**Task instructions:** Check every line below for the word "Frequency" and copy each one that has it.

----

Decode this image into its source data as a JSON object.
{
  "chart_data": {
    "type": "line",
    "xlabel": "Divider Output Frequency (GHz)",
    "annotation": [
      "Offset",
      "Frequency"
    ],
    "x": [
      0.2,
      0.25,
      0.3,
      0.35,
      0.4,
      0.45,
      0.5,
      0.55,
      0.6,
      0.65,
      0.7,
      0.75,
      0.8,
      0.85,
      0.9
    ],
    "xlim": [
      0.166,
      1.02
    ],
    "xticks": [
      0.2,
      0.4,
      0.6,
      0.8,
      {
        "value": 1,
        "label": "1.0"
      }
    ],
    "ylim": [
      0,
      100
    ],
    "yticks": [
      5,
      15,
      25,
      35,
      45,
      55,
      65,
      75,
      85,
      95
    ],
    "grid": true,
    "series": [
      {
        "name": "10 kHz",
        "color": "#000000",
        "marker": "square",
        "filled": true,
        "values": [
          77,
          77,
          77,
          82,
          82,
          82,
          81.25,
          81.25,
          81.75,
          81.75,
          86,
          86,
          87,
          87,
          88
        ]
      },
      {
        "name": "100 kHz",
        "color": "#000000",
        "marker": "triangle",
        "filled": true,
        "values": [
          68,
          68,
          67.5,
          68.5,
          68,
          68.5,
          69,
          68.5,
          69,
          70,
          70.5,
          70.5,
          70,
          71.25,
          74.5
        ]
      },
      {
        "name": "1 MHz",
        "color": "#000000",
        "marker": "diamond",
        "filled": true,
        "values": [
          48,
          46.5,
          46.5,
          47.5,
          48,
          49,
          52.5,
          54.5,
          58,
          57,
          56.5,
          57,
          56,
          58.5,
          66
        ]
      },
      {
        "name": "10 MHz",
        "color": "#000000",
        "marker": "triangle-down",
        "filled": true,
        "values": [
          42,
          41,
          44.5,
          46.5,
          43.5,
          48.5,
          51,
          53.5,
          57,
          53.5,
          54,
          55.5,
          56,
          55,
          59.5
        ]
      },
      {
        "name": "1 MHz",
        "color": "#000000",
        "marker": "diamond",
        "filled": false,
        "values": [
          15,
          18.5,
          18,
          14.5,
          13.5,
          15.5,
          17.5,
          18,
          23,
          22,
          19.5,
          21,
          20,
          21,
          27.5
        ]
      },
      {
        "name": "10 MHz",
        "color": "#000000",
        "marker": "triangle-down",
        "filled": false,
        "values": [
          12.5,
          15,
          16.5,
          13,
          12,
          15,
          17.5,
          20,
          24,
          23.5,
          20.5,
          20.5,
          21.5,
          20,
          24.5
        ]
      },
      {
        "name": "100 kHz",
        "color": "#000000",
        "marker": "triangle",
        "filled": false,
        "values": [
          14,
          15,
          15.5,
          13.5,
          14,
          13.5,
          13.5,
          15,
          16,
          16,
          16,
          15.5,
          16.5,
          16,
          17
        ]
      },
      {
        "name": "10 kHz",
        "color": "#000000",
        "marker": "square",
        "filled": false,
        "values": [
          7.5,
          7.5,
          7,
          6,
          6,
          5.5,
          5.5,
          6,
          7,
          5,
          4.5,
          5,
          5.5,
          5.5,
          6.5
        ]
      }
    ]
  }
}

----

**Finished answer:**
    "xlabel": "Divider Output Frequency (GHz)",
      "Frequency"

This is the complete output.